[Stored items]
------------------------------------------------------------------------

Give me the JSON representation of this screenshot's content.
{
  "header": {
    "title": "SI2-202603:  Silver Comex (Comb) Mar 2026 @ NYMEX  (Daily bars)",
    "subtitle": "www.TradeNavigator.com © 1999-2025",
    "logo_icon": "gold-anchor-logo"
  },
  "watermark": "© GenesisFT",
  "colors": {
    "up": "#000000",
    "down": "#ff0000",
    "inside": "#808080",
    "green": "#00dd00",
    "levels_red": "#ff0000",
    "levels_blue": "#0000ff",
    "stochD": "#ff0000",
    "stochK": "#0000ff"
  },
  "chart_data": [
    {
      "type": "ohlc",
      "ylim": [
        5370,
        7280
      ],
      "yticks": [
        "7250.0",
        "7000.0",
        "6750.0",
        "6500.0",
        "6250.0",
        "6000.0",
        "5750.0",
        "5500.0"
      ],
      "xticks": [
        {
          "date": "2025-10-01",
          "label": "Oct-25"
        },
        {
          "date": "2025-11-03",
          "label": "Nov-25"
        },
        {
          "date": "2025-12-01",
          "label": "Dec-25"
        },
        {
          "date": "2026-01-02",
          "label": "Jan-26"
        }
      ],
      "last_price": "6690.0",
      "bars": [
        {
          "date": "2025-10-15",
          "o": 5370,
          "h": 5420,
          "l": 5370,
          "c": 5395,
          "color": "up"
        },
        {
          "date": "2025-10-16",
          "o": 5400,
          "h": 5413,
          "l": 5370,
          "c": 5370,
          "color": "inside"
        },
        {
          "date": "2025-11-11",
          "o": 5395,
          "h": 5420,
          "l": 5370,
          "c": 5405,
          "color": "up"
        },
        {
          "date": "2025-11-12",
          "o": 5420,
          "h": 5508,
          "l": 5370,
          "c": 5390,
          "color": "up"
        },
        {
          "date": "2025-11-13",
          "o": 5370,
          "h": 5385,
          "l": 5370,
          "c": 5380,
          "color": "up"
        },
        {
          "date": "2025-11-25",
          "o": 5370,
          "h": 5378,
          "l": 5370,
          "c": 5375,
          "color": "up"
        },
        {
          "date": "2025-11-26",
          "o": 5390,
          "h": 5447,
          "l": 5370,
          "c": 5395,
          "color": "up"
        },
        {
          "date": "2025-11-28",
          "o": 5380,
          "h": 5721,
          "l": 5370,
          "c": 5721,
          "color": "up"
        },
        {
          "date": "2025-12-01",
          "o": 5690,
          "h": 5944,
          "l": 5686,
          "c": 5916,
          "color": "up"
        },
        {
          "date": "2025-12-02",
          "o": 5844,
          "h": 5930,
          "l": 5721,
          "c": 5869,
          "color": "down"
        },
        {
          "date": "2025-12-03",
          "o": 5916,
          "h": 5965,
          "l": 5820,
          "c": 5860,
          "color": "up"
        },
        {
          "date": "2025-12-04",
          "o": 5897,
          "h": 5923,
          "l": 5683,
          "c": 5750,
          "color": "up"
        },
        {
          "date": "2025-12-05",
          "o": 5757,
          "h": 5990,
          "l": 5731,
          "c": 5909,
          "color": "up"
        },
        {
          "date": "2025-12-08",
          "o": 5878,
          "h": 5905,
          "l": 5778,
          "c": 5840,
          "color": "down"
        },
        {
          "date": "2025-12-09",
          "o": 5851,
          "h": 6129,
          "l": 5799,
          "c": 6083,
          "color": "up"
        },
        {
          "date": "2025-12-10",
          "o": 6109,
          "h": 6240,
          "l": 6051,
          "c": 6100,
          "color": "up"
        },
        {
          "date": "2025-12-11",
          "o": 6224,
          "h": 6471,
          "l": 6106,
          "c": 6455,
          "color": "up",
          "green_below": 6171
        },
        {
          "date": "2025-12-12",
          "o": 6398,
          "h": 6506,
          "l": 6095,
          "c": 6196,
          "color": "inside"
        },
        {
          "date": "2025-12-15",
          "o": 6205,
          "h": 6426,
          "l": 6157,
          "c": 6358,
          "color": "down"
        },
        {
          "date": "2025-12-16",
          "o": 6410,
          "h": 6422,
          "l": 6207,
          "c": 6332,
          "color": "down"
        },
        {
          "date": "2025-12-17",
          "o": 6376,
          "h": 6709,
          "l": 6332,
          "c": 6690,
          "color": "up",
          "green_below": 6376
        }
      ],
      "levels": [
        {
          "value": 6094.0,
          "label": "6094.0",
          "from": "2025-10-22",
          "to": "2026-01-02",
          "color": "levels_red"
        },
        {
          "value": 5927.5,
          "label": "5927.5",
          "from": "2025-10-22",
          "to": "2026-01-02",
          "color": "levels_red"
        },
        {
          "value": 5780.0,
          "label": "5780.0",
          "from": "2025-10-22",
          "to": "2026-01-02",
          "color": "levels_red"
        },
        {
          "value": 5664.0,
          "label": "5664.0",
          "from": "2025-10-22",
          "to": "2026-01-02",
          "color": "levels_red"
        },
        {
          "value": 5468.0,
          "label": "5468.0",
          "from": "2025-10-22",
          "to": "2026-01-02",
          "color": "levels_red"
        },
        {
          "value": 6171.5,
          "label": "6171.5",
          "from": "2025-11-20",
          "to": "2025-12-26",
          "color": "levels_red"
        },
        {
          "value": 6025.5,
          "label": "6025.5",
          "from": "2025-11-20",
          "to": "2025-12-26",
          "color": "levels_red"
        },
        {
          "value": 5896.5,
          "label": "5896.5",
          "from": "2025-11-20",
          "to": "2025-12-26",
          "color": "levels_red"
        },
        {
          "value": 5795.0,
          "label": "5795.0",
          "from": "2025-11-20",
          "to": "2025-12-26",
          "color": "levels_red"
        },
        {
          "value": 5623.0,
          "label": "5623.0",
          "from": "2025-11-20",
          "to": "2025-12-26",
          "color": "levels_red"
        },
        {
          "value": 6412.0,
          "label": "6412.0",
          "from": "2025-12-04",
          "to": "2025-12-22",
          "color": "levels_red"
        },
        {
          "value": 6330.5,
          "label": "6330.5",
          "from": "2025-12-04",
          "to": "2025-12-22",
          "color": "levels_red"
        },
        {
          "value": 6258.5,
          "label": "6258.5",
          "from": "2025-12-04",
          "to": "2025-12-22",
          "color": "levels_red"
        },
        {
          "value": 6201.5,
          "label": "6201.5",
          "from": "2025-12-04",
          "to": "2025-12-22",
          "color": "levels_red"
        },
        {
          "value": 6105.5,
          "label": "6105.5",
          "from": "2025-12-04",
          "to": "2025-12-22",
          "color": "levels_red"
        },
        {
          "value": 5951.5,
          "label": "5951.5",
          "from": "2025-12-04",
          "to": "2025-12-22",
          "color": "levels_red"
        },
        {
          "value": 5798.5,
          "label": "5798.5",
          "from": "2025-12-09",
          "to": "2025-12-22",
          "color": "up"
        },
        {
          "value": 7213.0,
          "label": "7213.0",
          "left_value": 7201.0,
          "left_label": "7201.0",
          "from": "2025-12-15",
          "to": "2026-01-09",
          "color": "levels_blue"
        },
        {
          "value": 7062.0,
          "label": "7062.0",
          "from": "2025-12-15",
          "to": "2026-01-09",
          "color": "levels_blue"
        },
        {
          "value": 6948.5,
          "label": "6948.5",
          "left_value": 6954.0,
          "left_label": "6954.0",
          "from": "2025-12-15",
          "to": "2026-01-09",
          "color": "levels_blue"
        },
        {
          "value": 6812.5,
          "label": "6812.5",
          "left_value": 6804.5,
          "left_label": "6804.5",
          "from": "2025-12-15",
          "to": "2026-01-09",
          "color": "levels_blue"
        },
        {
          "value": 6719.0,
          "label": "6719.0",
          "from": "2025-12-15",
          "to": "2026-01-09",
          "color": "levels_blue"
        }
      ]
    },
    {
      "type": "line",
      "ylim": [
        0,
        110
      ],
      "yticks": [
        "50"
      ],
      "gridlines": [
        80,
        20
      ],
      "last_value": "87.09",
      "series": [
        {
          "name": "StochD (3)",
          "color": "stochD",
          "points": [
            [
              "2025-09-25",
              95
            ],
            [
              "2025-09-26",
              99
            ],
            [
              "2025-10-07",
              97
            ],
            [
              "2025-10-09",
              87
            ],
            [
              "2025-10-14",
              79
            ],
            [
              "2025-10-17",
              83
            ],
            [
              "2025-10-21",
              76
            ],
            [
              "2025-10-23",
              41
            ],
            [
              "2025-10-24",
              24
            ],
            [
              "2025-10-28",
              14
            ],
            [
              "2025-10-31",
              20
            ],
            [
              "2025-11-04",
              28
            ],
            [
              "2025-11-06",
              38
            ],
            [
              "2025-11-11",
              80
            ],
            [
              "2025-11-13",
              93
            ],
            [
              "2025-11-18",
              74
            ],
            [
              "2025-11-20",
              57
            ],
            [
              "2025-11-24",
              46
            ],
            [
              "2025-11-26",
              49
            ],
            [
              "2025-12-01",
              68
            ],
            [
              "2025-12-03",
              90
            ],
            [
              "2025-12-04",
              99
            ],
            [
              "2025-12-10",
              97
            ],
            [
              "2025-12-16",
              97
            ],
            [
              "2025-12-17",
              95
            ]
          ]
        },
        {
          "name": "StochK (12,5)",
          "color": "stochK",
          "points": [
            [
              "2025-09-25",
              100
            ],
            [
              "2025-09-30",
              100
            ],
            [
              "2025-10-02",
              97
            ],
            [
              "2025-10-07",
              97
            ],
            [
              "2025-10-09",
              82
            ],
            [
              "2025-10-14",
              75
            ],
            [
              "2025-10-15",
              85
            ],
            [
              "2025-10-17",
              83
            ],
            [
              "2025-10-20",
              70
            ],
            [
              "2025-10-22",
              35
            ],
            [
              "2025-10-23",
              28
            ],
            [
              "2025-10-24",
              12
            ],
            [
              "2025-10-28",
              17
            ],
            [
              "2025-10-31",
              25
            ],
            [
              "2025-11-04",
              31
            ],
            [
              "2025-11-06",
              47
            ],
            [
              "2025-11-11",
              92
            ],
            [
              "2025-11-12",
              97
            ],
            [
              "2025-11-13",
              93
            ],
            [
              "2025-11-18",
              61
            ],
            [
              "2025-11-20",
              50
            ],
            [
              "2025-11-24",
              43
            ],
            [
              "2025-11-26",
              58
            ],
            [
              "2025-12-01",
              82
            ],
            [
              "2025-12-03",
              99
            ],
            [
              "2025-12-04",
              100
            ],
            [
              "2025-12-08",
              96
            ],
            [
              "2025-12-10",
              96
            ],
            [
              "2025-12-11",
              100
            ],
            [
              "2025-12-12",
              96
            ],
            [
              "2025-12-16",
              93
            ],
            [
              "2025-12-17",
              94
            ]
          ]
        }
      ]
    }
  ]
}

------------------------------------------------------------------------

> Instructions for the task: The word is "bars". Copy every line above where it appears.

> Solution:
    "title": "SI2-202603:  Silver Comex (Comb) Mar 2026 @ NYMEX  (Daily bars)",
      "bars": [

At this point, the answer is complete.